# [Set exercise]
State how many lines in the entries below contain "análise". Write nothing but the number.

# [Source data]
** start **

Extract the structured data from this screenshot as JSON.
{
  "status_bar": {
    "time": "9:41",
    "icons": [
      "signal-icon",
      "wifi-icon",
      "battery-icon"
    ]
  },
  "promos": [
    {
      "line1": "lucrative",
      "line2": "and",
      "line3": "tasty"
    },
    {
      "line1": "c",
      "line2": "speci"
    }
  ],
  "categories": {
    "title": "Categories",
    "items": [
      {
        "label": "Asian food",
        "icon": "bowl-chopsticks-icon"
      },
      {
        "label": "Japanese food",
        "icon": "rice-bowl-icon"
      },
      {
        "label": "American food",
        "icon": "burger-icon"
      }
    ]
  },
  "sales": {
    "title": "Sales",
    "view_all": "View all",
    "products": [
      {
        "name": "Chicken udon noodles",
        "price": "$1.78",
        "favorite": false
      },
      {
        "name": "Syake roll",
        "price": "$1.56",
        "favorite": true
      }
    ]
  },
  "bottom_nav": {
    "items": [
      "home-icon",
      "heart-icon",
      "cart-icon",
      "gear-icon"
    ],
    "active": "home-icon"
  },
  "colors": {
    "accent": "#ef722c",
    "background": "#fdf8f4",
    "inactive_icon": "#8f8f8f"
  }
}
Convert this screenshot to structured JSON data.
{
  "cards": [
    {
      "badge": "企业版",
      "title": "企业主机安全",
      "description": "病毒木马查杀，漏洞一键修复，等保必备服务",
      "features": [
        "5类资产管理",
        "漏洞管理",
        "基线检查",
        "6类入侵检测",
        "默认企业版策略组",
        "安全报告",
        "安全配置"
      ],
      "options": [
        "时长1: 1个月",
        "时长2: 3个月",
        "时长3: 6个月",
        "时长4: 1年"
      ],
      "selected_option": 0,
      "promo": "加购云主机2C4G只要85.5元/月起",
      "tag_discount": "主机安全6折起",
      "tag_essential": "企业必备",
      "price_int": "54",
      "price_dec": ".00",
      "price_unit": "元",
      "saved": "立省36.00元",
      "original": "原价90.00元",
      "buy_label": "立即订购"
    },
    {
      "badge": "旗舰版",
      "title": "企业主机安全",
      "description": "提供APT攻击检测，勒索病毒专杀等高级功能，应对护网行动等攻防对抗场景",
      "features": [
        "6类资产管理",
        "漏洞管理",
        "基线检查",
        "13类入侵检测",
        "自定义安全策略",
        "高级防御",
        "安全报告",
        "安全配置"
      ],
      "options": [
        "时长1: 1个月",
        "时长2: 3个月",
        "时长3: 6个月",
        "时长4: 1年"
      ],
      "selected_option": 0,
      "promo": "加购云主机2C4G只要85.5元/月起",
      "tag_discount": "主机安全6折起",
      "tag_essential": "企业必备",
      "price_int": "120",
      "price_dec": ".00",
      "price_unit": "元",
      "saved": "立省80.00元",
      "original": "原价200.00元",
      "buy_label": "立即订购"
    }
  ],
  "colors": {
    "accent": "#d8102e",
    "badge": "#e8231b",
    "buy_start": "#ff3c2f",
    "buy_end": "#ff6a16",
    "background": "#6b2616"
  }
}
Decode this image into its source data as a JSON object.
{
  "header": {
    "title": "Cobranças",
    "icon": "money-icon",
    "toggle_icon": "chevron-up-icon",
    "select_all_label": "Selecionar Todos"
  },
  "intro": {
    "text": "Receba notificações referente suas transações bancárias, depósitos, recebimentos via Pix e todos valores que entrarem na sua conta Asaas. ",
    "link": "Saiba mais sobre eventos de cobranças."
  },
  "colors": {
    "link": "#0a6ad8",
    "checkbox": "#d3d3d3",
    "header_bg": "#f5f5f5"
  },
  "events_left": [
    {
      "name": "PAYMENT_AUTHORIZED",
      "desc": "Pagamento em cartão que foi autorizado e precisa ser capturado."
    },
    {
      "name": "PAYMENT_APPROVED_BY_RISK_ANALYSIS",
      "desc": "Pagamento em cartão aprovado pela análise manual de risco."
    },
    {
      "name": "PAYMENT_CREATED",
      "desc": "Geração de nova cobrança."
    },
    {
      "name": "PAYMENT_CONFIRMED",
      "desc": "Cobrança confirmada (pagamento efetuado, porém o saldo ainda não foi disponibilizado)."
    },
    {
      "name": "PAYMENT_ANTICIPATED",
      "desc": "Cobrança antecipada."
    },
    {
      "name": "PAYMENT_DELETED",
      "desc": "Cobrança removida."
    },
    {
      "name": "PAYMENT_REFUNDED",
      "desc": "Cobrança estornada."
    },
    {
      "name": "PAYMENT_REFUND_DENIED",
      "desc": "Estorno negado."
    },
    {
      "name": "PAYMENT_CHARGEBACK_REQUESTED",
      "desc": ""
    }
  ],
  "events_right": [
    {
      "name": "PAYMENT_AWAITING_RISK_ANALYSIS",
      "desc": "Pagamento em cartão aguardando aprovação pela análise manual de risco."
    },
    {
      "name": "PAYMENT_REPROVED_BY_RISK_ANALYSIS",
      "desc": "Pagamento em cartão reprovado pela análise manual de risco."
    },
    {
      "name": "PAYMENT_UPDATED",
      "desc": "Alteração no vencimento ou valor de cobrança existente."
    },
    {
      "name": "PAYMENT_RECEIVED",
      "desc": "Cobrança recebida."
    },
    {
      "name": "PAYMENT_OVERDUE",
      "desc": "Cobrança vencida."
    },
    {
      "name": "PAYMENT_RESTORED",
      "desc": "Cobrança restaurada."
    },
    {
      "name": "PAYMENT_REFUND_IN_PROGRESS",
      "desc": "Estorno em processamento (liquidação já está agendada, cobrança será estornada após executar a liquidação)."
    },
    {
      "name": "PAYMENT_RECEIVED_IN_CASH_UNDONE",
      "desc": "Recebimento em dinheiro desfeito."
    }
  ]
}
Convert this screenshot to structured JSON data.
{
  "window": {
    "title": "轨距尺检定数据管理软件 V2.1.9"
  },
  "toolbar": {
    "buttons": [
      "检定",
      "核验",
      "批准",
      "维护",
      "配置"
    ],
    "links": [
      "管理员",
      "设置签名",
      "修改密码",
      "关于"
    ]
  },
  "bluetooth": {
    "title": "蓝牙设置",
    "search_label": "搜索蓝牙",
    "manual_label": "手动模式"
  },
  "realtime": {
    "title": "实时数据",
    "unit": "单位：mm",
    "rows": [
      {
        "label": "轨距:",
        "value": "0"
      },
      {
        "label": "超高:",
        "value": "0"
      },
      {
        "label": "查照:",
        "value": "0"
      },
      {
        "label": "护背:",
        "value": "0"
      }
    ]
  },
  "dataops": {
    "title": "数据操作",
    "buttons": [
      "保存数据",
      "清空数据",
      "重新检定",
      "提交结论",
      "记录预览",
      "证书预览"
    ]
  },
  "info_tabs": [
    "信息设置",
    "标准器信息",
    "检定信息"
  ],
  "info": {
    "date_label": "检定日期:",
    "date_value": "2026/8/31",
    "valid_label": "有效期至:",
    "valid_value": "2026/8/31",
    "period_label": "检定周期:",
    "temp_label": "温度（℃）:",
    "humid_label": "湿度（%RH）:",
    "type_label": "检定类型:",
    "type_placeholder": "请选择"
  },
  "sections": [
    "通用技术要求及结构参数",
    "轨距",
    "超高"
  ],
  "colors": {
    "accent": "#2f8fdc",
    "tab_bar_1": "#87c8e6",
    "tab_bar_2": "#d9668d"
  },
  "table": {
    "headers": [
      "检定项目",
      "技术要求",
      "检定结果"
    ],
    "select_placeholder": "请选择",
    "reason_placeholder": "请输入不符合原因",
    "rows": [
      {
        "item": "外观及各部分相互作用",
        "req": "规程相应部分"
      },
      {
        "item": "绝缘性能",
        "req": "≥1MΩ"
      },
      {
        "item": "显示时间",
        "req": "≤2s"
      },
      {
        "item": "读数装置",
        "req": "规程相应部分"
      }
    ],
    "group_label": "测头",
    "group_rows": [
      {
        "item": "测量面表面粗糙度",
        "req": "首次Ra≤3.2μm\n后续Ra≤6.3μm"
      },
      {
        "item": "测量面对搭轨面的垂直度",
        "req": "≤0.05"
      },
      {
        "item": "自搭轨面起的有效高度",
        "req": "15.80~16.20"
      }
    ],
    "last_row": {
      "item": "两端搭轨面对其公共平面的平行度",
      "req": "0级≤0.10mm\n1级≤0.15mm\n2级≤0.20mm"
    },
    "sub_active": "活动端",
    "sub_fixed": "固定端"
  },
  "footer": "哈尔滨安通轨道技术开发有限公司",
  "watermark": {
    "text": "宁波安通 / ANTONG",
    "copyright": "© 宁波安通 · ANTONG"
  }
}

** end **

# [Solution]
3